Task directions -
Copy the data below exactly.

Entries shown -

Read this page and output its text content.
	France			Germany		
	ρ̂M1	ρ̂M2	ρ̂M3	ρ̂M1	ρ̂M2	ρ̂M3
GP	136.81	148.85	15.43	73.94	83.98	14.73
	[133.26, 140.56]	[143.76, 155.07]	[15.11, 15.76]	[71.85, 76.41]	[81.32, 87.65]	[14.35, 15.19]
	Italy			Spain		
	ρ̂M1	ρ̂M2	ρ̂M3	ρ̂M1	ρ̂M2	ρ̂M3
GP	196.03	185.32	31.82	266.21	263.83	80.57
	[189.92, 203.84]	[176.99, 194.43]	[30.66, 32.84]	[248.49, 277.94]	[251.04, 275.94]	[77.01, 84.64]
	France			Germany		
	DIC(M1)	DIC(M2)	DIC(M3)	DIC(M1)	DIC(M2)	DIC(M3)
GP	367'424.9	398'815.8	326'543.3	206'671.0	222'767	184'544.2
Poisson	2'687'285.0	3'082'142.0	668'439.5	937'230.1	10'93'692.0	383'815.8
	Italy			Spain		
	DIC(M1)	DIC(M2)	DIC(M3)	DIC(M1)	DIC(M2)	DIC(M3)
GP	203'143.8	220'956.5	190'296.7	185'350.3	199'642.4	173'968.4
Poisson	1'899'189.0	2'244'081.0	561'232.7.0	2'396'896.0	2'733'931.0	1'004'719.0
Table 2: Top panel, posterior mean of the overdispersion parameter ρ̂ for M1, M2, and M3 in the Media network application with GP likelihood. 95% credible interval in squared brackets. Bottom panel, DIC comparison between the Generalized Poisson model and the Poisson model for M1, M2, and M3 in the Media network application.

In response -
Read this page and output its text content.
	France			Germany		
	ρ̂M1	ρ̂M2	ρ̂M3	ρ̂M1	ρ̂M2	ρ̂M3
GP	136.81	148.85	15.43	73.94	83.98	14.73
	[133.26, 140.56]	[143.76, 155.07]	[15.11, 15.76]	[71.85, 76.41]	[81.32, 87.65]	[14.35, 15.19]
	Italy			Spain		
	ρ̂M1	ρ̂M2	ρ̂M3	ρ̂M1	ρ̂M2	ρ̂M3
GP	196.03	185.32	31.82	266.21	263.83	80.57
	[189.92, 203.84]	[176.99, 194.43]	[30.66, 32.84]	[248.49, 277.94]	[251.04, 275.94]	[77.01, 84.64]
	France			Germany		
	DIC(M1)	DIC(M2)	DIC(M3)	DIC(M1)	DIC(M2)	DIC(M3)
GP	367'424.9	398'815.8	326'543.3	206'671.0	222'767	184'544.2
Poisson	2'687'285.0	3'082'142.0	668'439.5	937'230.1	10'93'692.0	383'815.8
	Italy			Spain		
	DIC(M1)	DIC(M2)	DIC(M3)	DIC(M1)	DIC(M2)	DIC(M3)
GP	203'143.8	220'956.5	190'296.7	185'350.3	199'642.4	173'968.4
Poisson	1'899'189.0	2'244'081.0	561'232.7.0	2'396'896.0	2'733'931.0	1'004'719.0
Table 2: Top panel, posterior mean of the overdispersion parameter ρ̂ for M1, M2, and M3 in the Media network application with GP likelihood. 95% credible interval in squared brackets. Bottom panel, DIC comparison between the Generalized Poisson model and the Poisson model for M1, M2, and M3 in the Media network application.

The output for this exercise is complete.